■ Directions for this task: Go through the lines below and copy each one that holds the string "text".

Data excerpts
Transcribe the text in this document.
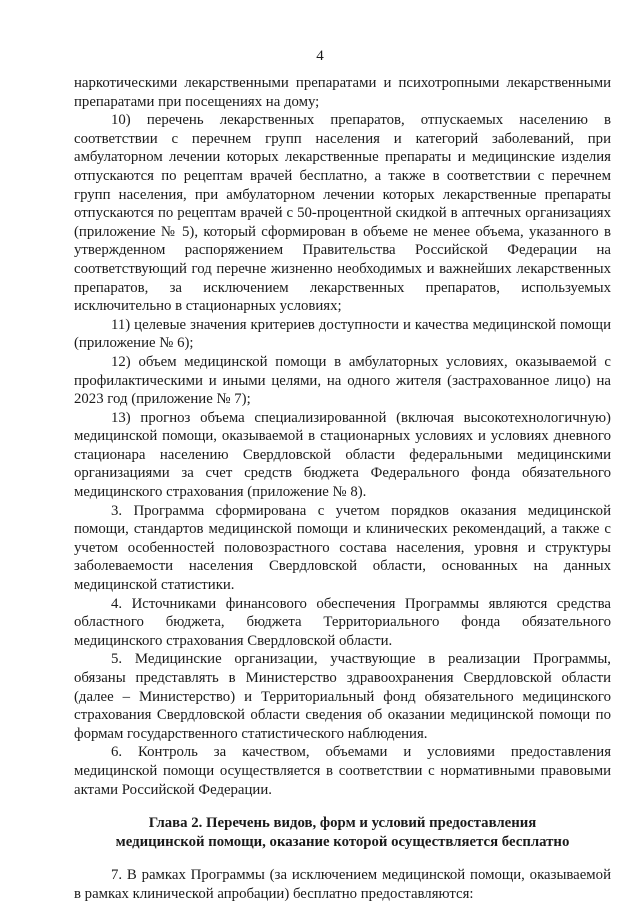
4

наркотическими лекарственными препаратами и психотропными лекарственными препаратами при посещениях на дому;

10) перечень лекарственных препаратов, отпускаемых населению в соответствии с перечнем групп населения и категорий заболеваний, при амбулаторном лечении которых лекарственные препараты и медицинские изделия отпускаются по рецептам врачей бесплатно, а также в соответствии с перечнем групп населения, при амбулаторном лечении которых лекарственные препараты отпускаются по рецептам врачей с 50-процентной скидкой в аптечных организациях (приложение № 5), который сформирован в объеме не менее объема, указанного в утвержденном распоряжением Правительства Российской Федерации на соответствующий год перечне жизненно необходимых и важнейших лекарственных препаратов, за исключением лекарственных препаратов, используемых исключительно в стационарных условиях;

11) целевые значения критериев доступности и качества медицинской помощи (приложение № 6);

12) объем медицинской помощи в амбулаторных условиях, оказываемой с профилактическими и иными целями, на одного жителя (застрахованное лицо) на 2023 год (приложение № 7);

13) прогноз объема специализированной (включая высокотехнологичную) медицинской помощи, оказываемой в стационарных условиях и условиях дневного стационара населению Свердловской области федеральными медицинскими организациями за счет средств бюджета Федерального фонда обязательного медицинского страхования (приложение № 8).

3. Программа сформирована с учетом порядков оказания медицинской помощи, стандартов медицинской помощи и клинических рекомендаций, а также с учетом особенностей половозрастного состава населения, уровня и структуры заболеваемости населения Свердловской области, основанных на данных медицинской статистики.

4. Источниками финансового обеспечения Программы являются средства областного бюджета, бюджета Территориального фонда обязательного медицинского страхования Свердловской области.

5. Медицинские организации, участвующие в реализации Программы, обязаны представлять в Министерство здравоохранения Свердловской области (далее – Министерство) и Территориальный фонд обязательного медицинского страхования Свердловской области сведения об оказании медицинской помощи по формам государственного статистического наблюдения.

6. Контроль за качеством, объемами и условиями предоставления медицинской помощи осуществляется в соответствии с нормативными правовыми актами Российской Федерации.

Глава 2. Перечень видов, форм и условий предоставления
медицинской помощи, оказание которой осуществляется бесплатно

7. В рамках Программы (за исключением медицинской помощи, оказываемой в рамках клинической апробации) бесплатно предоставляются:
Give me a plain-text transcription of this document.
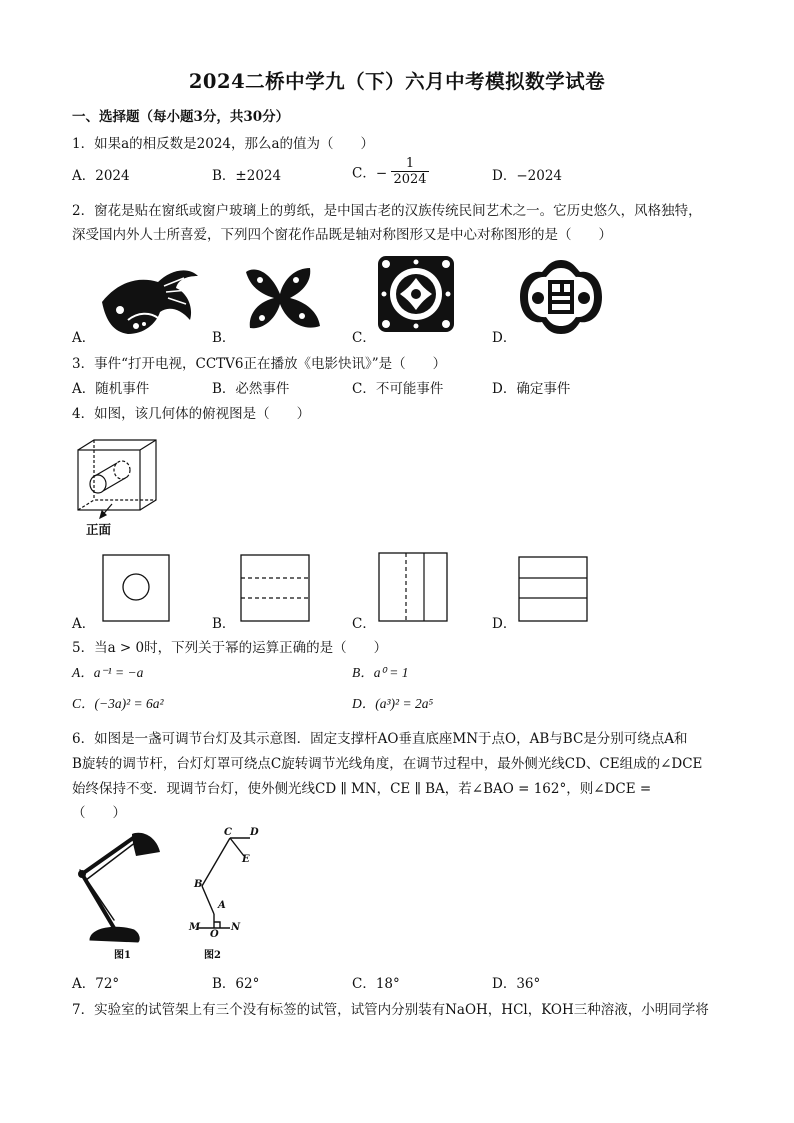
2024二桥中学九（下）六月中考模拟数学试卷
一、选择题（每小题3分，共30分）
1．如果a的相反数是2024，那么a的值为（　　）
A．2024	B．±2024	C．− $\frac{1}{2024}$	D．−2024
2．窗花是贴在窗纸或窗户玻璃上的剪纸，是中国古老的汉族传统民间艺术之一。它历史悠久，风格独特，
深受国内外人士所喜爱，下列四个窗花作品既是轴对称图形又是中心对称图形的是（　　）
A．	B．	C．	D．
3．事件“打开电视，CCTV6正在播放《电影快讯》”是（　　）
A．随机事件	B．必然事件	C．不可能事件	D．确定事件
4．如图，该几何体的俯视图是（　　）
正面
A．	B．	C．	D．
5．当a > 0时，下列关于幂的运算正确的是（　　）
A．a⁻¹ = −a	B．a⁰ = 1
C．(−3a)² = 6a²	D．(a³)² = 2a⁵
6．如图是一盏可调节台灯及其示意图．固定支撑杆AO垂直底座MN于点O，AB与BC是分别可绕点A和
B旋转的调节杆，台灯灯罩可绕点C旋转调节光线角度，在调节过程中，最外侧光线CD、CE组成的∠DCE
始终保持不变．现调节台灯，使外侧光线CD ∥ MN，CE ∥ BA，若∠BAO = 162°，则∠DCE =
（　　）
图1
C D
E
B
A
M
O
N
图2
A．72°	B．62°	C．18°	D．36°
7．实验室的试管架上有三个没有标签的试管，试管内分别装有NaOH，HCl，KOH三种溶液，小明同学将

■ Result below:
Transcribe the text in this document.
Give me a plain-text transcription of this document.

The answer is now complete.